**Your objective**. List, from the lines below, each one with "malesuada" in it.

**Records shown**.
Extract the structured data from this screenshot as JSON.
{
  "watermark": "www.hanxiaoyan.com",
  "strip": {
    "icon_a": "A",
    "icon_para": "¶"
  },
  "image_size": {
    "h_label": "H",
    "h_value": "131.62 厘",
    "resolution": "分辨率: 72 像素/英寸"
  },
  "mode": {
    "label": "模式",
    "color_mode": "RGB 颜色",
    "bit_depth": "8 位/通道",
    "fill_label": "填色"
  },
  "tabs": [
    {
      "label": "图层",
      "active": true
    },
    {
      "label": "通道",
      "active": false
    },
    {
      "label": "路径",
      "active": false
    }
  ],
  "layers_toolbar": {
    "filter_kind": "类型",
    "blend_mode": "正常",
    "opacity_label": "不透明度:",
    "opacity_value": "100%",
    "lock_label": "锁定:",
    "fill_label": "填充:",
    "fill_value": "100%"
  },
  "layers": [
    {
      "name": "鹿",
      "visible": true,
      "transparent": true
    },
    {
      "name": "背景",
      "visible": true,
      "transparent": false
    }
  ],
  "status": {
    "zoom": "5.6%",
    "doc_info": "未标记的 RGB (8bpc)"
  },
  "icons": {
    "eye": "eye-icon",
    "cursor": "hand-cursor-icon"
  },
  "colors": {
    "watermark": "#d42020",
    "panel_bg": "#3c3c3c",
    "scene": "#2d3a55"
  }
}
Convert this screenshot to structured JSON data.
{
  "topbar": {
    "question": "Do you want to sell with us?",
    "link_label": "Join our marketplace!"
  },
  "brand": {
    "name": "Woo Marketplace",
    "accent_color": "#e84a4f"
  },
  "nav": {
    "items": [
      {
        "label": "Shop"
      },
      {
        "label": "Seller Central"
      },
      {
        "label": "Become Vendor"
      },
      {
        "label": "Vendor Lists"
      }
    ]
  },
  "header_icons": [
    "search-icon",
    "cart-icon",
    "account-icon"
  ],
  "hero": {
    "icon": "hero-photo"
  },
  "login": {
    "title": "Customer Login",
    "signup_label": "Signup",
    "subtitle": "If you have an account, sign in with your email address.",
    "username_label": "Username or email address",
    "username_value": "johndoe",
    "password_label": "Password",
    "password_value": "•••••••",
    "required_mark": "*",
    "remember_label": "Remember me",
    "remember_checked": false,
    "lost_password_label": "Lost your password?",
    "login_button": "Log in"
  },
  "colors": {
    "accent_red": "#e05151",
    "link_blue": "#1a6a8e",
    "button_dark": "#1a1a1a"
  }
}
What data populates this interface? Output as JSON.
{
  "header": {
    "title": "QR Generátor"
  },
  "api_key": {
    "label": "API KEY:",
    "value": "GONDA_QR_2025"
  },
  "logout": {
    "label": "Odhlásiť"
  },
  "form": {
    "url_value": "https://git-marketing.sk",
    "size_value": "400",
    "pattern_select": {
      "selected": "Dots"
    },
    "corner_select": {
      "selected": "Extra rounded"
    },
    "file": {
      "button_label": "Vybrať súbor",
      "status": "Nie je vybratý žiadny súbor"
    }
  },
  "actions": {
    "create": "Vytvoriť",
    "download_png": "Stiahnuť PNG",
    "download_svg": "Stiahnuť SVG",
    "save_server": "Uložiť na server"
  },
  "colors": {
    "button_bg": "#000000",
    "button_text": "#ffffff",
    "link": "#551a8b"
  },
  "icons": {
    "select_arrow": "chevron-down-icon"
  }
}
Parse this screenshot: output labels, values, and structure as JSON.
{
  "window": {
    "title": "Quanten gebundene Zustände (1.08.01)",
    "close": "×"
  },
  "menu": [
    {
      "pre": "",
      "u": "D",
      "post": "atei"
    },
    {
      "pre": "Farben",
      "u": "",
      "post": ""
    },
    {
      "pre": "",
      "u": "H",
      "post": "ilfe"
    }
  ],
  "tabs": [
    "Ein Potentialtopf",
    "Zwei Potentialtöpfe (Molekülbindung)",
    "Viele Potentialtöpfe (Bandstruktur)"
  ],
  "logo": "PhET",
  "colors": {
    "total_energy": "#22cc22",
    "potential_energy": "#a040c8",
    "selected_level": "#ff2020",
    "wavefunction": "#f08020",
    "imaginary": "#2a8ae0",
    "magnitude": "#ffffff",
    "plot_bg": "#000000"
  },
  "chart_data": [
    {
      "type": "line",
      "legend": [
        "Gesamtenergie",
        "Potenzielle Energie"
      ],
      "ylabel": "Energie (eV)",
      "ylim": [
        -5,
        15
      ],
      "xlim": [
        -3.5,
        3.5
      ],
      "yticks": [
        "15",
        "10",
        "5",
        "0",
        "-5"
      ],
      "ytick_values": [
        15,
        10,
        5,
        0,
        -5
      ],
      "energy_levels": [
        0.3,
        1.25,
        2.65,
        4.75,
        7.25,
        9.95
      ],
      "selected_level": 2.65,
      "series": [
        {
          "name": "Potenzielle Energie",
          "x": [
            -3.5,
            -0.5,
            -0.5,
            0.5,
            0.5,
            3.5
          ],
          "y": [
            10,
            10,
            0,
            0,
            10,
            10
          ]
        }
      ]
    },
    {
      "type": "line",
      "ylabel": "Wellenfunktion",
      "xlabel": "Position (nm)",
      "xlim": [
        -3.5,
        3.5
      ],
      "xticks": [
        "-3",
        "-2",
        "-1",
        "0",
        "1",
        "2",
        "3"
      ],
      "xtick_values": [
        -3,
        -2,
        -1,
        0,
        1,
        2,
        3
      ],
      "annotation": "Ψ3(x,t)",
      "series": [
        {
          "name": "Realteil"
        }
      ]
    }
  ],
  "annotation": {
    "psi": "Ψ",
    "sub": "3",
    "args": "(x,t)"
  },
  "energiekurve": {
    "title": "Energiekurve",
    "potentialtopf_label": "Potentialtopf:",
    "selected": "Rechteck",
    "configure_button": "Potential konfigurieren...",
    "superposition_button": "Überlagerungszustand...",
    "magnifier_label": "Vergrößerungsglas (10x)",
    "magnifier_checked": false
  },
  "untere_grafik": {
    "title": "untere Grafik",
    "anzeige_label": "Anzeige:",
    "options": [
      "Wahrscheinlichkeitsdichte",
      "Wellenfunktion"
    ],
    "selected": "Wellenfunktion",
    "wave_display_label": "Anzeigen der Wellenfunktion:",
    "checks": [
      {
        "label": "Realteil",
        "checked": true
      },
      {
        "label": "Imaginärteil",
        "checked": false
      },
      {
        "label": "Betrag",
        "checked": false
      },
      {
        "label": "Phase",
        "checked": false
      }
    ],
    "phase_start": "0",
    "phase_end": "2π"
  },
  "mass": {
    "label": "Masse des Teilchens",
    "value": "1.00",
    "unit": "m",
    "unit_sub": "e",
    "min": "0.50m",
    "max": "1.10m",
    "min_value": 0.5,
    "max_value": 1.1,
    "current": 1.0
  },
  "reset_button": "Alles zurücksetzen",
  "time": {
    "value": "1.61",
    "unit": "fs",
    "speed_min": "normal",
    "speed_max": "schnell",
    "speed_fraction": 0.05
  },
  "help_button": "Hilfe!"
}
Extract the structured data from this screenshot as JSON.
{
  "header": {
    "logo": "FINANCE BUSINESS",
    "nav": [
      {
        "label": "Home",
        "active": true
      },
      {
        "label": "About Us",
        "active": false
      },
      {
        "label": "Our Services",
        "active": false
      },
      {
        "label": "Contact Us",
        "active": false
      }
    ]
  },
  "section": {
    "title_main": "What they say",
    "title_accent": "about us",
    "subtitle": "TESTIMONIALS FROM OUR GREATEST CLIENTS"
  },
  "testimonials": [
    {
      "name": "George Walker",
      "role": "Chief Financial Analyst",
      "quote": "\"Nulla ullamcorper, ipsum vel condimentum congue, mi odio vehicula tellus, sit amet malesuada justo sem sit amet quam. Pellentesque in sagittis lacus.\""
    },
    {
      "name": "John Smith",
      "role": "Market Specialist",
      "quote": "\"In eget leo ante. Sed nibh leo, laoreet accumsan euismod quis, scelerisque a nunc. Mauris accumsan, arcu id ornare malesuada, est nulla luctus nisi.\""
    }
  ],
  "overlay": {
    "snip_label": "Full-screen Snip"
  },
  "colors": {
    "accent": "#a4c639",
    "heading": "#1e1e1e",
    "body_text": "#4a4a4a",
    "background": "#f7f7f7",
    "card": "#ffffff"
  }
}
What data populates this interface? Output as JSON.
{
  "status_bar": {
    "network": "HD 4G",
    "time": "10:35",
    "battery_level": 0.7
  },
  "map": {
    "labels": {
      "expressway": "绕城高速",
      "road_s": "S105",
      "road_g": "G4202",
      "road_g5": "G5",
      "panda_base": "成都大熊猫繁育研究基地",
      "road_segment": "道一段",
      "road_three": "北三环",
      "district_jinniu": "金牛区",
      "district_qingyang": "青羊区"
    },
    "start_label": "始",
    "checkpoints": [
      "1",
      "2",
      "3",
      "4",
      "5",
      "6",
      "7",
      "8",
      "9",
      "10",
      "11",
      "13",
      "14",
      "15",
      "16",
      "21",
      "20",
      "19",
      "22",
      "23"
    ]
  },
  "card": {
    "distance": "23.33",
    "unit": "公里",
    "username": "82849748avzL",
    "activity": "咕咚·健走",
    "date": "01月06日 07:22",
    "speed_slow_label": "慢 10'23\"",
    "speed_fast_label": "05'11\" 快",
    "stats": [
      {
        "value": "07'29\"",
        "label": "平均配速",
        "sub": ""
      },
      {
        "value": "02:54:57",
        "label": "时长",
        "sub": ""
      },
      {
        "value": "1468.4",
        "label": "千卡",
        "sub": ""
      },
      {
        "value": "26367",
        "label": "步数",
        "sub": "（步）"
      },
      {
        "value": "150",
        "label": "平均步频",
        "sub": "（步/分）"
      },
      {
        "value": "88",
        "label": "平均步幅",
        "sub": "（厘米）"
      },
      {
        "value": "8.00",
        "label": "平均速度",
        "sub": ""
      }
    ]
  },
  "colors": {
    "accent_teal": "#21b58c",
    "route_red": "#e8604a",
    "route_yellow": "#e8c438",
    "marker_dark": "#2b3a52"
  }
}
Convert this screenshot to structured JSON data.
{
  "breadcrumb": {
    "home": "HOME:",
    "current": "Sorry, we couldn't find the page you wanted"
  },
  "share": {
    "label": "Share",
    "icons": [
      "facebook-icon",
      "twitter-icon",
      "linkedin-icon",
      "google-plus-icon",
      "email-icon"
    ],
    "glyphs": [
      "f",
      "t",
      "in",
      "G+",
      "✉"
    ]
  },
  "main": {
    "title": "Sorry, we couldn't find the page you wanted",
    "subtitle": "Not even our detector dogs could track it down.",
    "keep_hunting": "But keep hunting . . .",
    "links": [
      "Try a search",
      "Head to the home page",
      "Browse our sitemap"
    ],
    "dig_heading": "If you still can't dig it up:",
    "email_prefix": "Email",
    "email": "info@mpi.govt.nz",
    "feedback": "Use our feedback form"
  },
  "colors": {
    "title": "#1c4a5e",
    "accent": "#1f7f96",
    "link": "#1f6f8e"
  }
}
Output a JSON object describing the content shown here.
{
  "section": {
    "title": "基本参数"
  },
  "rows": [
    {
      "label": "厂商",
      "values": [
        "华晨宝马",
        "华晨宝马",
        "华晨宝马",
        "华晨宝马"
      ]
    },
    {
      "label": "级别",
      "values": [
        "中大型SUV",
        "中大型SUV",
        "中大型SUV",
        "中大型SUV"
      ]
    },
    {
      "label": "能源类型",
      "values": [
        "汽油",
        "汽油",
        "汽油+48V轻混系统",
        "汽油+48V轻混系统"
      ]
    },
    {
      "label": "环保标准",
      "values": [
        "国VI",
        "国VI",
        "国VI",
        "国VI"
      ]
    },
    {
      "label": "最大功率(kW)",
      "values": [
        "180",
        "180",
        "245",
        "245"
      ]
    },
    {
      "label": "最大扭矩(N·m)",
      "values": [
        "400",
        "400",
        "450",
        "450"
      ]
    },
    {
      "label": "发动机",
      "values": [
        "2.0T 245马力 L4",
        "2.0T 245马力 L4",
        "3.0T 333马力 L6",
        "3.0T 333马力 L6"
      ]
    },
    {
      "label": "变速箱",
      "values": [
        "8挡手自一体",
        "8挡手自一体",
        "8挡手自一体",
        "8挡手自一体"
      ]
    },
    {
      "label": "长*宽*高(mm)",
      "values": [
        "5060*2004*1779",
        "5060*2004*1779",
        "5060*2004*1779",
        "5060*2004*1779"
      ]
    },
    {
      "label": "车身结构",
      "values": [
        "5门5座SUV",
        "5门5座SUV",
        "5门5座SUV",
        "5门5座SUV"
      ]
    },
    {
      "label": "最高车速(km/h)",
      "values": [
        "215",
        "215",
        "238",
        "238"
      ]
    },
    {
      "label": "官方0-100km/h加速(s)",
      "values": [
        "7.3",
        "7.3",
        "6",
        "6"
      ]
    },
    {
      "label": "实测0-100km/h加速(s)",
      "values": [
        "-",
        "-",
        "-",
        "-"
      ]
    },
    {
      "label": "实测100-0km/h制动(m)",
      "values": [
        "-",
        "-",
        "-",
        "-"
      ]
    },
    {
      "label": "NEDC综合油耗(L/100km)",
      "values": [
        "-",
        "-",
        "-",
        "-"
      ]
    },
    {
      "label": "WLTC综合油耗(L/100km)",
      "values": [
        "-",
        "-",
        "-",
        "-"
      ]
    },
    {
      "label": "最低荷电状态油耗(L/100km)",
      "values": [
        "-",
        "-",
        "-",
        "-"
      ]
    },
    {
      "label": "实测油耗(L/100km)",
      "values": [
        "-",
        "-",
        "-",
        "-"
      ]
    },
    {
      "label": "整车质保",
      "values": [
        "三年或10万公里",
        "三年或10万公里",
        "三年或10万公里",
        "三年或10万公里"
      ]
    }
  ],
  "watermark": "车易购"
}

**Solution below**.
      "quote": "\"Nulla ullamcorper, ipsum vel condimentum congue, mi odio vehicula tellus, sit amet malesuada justo sem sit amet quam. Pellentesque in sagittis lacus.\""
      "quote": "\"In eget leo ante. Sed nibh leo, laoreet accumsan euismod quis, scelerisque a nunc. Mauris accumsan, arcu id ornare malesuada, est nulla luctus nisi.\""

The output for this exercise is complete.